** START OF RECORDS FOR THIS EXERCISE **

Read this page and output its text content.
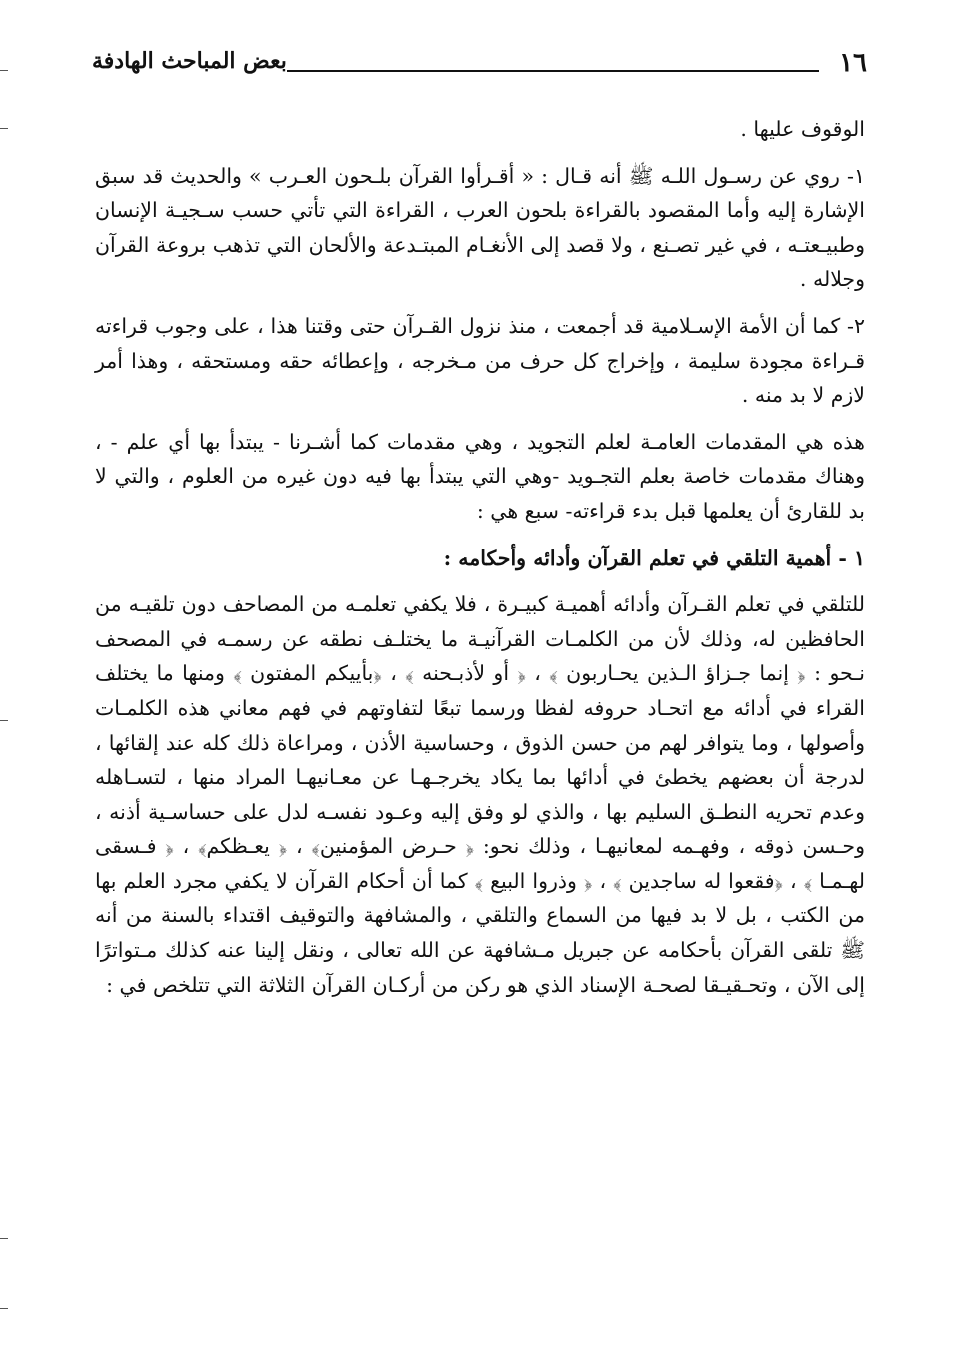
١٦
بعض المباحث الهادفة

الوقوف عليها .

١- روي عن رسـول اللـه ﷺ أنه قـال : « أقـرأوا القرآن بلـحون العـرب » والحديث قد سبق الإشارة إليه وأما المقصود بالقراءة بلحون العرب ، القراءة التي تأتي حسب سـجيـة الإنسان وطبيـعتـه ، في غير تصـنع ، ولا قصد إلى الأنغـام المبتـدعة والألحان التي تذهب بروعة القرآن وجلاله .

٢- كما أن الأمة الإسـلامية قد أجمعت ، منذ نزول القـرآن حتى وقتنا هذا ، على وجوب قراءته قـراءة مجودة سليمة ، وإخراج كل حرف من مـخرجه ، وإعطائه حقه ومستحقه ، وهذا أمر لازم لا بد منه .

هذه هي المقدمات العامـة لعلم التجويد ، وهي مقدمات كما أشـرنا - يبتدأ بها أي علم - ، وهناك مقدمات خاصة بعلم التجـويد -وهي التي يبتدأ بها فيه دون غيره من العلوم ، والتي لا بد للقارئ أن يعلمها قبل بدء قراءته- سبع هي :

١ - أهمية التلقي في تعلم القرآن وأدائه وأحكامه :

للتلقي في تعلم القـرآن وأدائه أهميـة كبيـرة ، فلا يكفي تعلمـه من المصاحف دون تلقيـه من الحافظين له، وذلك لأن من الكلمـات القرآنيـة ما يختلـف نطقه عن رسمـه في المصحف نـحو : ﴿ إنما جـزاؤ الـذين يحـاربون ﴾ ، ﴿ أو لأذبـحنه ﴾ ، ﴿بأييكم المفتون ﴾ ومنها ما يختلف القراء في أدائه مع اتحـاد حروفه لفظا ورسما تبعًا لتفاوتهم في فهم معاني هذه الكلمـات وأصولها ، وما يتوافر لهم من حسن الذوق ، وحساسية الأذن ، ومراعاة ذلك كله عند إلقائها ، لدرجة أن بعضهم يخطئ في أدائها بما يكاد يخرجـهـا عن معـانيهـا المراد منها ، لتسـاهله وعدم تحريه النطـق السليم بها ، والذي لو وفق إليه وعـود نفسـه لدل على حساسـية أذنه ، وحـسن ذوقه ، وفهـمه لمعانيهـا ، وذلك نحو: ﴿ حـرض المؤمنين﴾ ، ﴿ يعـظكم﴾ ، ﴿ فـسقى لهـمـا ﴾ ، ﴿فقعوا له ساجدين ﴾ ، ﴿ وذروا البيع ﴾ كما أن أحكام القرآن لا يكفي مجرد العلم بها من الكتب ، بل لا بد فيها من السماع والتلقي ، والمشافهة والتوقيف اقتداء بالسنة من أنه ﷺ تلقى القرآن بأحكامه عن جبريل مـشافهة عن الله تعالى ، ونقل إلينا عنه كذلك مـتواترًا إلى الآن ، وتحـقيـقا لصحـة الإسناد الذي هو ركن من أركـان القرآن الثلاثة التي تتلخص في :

** END OF RECORDS FOR THIS EXERCISE **

THE EXERCISE → Make a verbatim copy of all the entries and strip out the pictures.

SOLUTION FOR THIS TASK →
Read this page and output its text content.
١٦
بعض المباحث الهادفة

الوقوف عليها .

١- روي عن رسـول اللـه ﷺ أنه قـال : « أقـرأوا القرآن بلـحون العـرب » والحديث قد سبق الإشارة إليه وأما المقصود بالقراءة بلحون العرب ، القراءة التي تأتي حسب سـجيـة الإنسان وطبيـعتـه ، في غير تصـنع ، ولا قصد إلى الأنغـام المبتـدعة والألحان التي تذهب بروعة القرآن وجلاله .

٢- كما أن الأمة الإسـلامية قد أجمعت ، منذ نزول القـرآن حتى وقتنا هذا ، على وجوب قراءته قـراءة مجودة سليمة ، وإخراج كل حرف من مـخرجه ، وإعطائه حقه ومستحقه ، وهذا أمر لازم لا بد منه .

هذه هي المقدمات العامـة لعلم التجويد ، وهي مقدمات كما أشـرنا - يبتدأ بها أي علم - ، وهناك مقدمات خاصة بعلم التجـويد -وهي التي يبتدأ بها فيه دون غيره من العلوم ، والتي لا بد للقارئ أن يعلمها قبل بدء قراءته- سبع هي :

١ - أهمية التلقي في تعلم القرآن وأدائه وأحكامه :

للتلقي في تعلم القـرآن وأدائه أهميـة كبيـرة ، فلا يكفي تعلمـه من المصاحف دون تلقيـه من الحافظين له، وذلك لأن من الكلمـات القرآنيـة ما يختلـف نطقه عن رسمـه في المصحف نـحو : ﴿ إنما جـزاؤ الـذين يحـاربون ﴾ ، ﴿ أو لأذبـحنه ﴾ ، ﴿بأييكم المفتون ﴾ ومنها ما يختلف القراء في أدائه مع اتحـاد حروفه لفظا ورسما تبعًا لتفاوتهم في فهم معاني هذه الكلمـات وأصولها ، وما يتوافر لهم من حسن الذوق ، وحساسية الأذن ، ومراعاة ذلك كله عند إلقائها ، لدرجة أن بعضهم يخطئ في أدائها بما يكاد يخرجـهـا عن معـانيهـا المراد منها ، لتسـاهله وعدم تحريه النطـق السليم بها ، والذي لو وفق إليه وعـود نفسـه لدل على حساسـية أذنه ، وحـسن ذوقه ، وفهـمه لمعانيهـا ، وذلك نحو: ﴿ حـرض المؤمنين﴾ ، ﴿ يعـظكم﴾ ، ﴿ فـسقى لهـمـا ﴾ ، ﴿فقعوا له ساجدين ﴾ ، ﴿ وذروا البيع ﴾ كما أن أحكام القرآن لا يكفي مجرد العلم بها من الكتب ، بل لا بد فيها من السماع والتلقي ، والمشافهة والتوقيف اقتداء بالسنة من أنه ﷺ تلقى القرآن بأحكامه عن جبريل مـشافهة عن الله تعالى ، ونقل إلينا عنه كذلك مـتواترًا إلى الآن ، وتحـقيـقا لصحـة الإسناد الذي هو ركن من أركـان القرآن الثلاثة التي تتلخص في :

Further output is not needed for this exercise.